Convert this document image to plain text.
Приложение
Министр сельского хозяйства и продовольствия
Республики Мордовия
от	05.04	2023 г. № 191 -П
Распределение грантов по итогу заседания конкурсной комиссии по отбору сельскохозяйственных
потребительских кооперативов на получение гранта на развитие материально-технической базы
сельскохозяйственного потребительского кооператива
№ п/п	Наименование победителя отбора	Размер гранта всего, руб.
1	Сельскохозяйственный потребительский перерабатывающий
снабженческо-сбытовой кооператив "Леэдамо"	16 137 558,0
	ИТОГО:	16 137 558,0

-*-

* _WHAT IS EXPECTED_
Extract the complete set of records unchanged.

* _FINISHED TASK_
Convert this document image to plain text.
Приложение
Министр сельского хозяйства и продовольствия
Республики Мордовия
от	05.04	2023 г. № 191 -П
Распределение грантов по итогу заседания конкурсной комиссии по отбору сельскохозяйственных
потребительских кооперативов на получение гранта на развитие материально-технической базы
сельскохозяйственного потребительского кооператива
№ п/п	Наименование победителя отбора	Размер гранта всего, руб.
1	Сельскохозяйственный потребительский перерабатывающий
снабженческо-сбытовой кооператив "Леэдамо"	16 137 558,0
	ИТОГО:	16 137 558,0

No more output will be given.